[Chart and figure data]
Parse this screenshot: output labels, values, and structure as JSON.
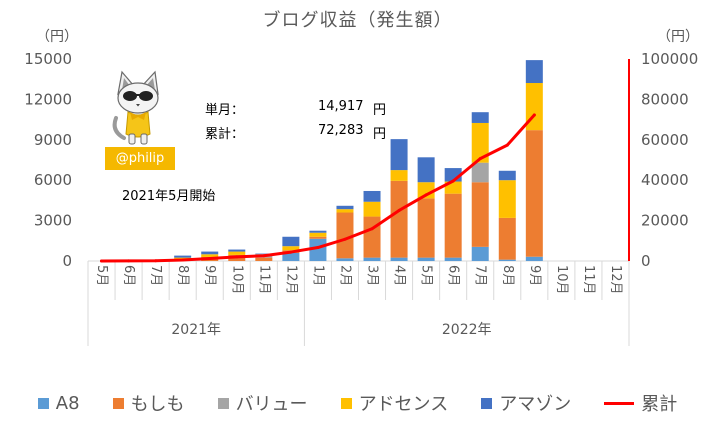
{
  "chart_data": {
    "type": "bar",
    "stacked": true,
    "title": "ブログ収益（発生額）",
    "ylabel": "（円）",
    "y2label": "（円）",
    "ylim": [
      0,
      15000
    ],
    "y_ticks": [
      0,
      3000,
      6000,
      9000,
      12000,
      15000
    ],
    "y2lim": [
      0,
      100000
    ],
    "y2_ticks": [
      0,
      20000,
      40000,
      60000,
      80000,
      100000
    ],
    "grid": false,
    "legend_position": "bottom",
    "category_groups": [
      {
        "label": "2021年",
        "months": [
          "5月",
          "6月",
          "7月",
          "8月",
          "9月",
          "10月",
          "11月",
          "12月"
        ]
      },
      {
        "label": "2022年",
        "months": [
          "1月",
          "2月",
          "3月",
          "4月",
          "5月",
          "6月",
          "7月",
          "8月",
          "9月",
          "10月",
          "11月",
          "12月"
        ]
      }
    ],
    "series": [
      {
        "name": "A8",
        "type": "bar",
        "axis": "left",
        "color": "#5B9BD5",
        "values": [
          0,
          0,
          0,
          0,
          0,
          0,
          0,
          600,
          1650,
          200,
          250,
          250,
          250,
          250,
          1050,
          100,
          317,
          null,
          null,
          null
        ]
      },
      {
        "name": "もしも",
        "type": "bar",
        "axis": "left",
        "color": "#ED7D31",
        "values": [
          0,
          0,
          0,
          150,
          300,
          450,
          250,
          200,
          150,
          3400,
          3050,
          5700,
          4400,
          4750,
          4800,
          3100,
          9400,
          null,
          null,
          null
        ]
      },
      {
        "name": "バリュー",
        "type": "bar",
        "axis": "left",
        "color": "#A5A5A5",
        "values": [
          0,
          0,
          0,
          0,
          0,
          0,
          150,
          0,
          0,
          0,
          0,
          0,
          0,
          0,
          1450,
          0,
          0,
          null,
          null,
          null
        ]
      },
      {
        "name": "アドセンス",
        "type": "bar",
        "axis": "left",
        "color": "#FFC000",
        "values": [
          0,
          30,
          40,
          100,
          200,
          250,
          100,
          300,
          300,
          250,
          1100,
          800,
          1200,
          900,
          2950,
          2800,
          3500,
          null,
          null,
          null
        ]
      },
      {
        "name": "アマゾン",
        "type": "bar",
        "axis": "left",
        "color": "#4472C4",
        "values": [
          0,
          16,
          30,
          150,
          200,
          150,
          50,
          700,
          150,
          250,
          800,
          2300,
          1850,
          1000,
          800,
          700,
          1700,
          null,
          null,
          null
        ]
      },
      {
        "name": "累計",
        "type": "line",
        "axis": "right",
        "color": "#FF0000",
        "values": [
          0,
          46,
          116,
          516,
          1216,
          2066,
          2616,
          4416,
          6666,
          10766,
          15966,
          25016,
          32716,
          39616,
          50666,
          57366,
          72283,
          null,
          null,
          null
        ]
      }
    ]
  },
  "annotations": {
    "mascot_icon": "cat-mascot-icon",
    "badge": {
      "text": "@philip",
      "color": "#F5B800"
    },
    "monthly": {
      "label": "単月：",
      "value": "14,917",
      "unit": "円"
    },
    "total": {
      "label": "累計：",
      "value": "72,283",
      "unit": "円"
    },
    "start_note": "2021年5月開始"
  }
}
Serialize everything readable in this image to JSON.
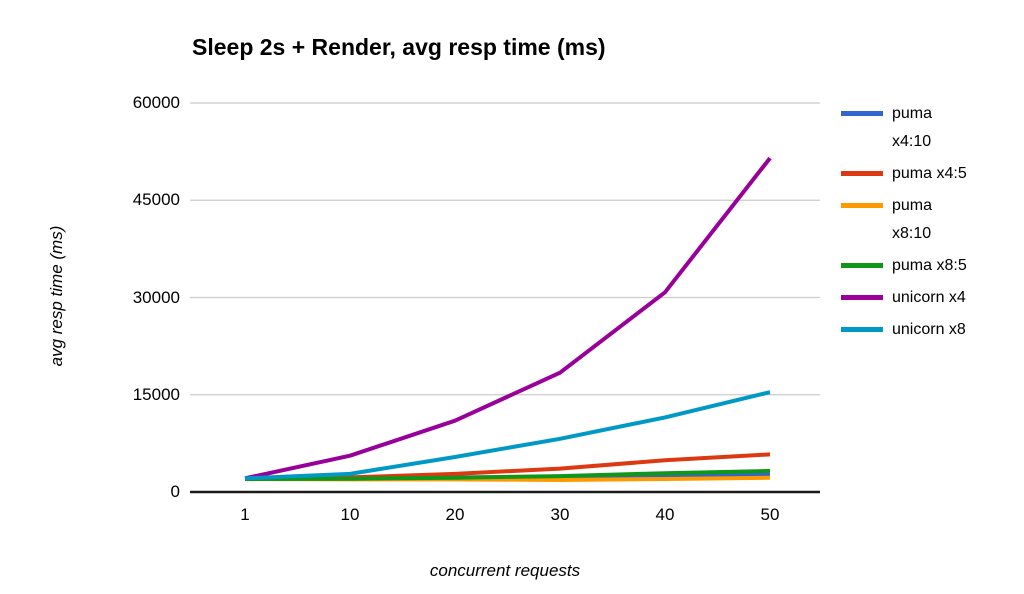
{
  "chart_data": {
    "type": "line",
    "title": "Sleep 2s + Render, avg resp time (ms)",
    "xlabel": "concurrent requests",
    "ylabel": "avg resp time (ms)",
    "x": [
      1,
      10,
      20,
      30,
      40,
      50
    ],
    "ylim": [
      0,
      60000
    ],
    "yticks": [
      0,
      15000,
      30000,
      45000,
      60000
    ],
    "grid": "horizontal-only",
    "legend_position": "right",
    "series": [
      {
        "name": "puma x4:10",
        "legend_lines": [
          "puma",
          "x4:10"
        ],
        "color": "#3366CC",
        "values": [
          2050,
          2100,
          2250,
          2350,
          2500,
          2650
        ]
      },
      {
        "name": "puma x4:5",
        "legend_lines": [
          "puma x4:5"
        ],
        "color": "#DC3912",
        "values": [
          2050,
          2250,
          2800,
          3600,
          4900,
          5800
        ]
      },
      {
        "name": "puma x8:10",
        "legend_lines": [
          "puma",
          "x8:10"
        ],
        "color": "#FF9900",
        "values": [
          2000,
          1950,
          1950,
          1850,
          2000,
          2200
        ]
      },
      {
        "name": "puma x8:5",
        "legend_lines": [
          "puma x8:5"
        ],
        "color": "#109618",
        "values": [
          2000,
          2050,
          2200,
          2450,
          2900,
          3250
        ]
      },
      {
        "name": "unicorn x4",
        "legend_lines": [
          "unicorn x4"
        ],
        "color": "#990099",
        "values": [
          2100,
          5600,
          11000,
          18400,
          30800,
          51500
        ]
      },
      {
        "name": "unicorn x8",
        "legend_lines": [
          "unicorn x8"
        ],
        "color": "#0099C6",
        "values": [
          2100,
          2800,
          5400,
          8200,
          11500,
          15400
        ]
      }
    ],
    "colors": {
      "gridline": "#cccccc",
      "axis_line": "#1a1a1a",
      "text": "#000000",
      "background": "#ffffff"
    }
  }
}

STATED TASK >> Tally the lines in these entries that have the string "this" in them, then answer with the count and nothing else.

EXERCISE ANSWER >> 2